═════ Data shown
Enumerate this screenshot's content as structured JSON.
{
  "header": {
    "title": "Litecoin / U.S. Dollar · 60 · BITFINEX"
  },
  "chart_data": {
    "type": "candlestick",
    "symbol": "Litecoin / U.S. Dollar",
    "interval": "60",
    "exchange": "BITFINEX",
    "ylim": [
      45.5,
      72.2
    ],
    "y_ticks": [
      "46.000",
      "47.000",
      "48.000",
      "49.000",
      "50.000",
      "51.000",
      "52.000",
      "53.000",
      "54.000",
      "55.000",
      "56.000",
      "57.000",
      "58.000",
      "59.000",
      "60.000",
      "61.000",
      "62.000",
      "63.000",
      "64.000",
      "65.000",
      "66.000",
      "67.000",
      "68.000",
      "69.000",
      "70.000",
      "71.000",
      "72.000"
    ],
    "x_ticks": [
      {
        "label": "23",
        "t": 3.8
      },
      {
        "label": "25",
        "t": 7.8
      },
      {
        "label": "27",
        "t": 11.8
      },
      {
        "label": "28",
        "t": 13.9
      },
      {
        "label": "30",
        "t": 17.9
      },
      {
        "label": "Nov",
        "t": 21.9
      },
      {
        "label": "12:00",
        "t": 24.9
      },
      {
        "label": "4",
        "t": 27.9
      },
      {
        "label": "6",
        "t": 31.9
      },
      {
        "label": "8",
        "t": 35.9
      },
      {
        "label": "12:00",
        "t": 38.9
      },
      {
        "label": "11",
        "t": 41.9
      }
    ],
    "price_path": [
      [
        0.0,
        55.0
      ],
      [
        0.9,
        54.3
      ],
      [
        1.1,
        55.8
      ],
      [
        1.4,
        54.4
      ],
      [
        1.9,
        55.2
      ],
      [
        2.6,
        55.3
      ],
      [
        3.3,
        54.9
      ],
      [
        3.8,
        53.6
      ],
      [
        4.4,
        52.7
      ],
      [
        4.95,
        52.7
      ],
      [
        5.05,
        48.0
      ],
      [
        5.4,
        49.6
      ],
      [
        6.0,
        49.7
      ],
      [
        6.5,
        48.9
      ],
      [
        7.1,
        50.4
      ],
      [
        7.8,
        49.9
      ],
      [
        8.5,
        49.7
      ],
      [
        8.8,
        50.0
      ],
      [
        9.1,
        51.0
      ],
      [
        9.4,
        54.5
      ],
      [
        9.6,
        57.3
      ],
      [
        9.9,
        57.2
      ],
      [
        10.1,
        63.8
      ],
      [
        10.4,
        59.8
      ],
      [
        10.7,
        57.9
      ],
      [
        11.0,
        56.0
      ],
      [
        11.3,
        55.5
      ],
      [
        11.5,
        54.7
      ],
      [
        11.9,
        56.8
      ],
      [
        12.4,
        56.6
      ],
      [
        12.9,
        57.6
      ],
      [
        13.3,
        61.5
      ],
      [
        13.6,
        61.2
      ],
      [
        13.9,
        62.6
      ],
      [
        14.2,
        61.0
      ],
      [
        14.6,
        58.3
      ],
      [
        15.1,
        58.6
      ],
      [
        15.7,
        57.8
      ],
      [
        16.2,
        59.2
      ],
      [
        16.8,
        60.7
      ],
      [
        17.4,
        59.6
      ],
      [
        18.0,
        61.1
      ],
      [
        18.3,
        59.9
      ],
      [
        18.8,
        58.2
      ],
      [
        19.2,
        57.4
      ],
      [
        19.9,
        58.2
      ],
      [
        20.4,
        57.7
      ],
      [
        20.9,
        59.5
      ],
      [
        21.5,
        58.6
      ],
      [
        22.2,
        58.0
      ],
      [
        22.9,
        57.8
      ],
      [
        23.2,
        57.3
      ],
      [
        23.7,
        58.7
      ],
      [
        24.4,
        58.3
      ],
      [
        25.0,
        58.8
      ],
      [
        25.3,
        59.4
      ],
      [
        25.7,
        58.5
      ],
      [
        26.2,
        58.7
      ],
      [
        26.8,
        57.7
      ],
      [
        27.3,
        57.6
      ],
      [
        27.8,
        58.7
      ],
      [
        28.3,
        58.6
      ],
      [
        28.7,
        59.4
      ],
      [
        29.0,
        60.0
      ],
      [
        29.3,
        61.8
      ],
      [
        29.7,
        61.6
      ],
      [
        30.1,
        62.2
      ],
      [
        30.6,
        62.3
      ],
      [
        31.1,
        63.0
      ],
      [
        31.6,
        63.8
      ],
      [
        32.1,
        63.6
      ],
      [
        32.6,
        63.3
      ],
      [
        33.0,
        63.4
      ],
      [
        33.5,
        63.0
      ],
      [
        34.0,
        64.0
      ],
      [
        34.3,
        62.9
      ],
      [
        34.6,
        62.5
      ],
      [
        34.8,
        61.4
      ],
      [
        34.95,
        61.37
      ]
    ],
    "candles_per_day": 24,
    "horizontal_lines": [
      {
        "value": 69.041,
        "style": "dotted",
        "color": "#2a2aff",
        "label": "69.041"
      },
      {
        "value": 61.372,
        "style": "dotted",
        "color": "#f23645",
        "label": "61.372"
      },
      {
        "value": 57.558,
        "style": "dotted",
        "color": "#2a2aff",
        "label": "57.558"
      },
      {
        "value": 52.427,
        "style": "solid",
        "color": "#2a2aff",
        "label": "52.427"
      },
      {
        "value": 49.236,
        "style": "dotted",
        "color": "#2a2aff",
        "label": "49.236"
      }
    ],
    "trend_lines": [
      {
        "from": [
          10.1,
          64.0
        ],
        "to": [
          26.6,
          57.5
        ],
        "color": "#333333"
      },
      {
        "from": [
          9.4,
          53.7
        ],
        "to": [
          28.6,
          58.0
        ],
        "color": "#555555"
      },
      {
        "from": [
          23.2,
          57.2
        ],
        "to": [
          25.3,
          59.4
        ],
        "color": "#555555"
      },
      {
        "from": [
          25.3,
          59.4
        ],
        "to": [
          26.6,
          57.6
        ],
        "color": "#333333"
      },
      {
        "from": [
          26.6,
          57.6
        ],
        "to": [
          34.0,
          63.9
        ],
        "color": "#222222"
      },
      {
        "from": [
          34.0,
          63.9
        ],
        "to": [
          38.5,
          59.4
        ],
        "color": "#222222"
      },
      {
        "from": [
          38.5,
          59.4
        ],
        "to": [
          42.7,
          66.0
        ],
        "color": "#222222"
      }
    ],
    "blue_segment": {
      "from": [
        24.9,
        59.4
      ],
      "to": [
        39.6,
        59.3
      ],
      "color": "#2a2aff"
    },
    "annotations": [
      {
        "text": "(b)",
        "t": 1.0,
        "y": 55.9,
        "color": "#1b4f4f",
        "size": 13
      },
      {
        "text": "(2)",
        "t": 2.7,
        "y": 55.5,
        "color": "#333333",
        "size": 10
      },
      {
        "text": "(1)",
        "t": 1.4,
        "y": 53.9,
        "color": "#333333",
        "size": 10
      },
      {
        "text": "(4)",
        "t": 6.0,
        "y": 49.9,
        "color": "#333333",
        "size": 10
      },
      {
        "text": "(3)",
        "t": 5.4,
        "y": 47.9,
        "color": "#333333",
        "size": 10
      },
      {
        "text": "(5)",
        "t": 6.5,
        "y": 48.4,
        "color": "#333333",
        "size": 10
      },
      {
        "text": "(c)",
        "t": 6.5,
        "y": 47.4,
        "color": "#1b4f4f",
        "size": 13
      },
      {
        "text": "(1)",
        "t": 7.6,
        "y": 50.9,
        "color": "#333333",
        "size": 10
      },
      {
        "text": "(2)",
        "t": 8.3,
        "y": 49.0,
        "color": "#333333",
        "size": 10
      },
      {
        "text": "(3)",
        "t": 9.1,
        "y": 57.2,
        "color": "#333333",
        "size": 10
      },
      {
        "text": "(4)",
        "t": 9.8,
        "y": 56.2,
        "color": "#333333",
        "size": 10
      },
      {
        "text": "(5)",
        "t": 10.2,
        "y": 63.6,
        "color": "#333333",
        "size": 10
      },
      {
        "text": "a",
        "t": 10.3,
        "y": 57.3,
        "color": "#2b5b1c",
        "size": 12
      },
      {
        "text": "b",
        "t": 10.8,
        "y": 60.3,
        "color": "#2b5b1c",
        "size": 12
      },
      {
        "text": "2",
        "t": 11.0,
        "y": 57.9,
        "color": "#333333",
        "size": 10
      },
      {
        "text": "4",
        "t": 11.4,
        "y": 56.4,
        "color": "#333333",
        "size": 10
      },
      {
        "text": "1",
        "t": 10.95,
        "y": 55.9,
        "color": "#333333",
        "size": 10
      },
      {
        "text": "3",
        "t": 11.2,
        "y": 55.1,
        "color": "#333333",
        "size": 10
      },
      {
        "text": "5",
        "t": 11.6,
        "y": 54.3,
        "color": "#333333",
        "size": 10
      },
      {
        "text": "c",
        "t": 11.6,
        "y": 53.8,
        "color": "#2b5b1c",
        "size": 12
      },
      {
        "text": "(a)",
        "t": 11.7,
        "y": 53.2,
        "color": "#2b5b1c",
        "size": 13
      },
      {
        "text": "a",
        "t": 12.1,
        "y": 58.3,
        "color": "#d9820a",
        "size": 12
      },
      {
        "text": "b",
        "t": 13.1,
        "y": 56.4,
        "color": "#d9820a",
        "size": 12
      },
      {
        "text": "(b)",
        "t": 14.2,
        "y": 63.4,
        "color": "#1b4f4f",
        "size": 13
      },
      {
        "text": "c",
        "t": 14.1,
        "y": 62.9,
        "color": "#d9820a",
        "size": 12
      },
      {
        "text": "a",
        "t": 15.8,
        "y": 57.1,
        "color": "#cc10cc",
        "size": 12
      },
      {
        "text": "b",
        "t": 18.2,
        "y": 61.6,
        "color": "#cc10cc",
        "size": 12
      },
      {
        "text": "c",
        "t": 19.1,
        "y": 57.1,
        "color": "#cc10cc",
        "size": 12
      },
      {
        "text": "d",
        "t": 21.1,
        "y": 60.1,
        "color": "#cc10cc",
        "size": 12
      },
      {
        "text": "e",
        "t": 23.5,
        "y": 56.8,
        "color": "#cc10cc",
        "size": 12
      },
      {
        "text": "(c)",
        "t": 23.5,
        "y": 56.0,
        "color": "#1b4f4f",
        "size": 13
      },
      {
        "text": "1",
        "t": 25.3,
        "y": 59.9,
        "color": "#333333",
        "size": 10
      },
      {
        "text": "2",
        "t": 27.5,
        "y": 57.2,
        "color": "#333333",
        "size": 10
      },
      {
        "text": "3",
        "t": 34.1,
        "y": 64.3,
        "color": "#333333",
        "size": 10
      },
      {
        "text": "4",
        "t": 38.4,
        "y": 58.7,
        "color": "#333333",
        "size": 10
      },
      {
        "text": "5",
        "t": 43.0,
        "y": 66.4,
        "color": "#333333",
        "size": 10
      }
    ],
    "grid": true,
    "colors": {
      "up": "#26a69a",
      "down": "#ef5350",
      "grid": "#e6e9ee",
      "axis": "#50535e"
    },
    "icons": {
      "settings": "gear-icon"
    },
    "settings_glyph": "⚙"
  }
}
══════════
> [Goal]: From the records above, copy every line that holds the word "BITFINEX".

> [Output]:
    "title": "Litecoin / U.S. Dollar · 60 · BITFINEX"
    "exchange": "BITFINEX",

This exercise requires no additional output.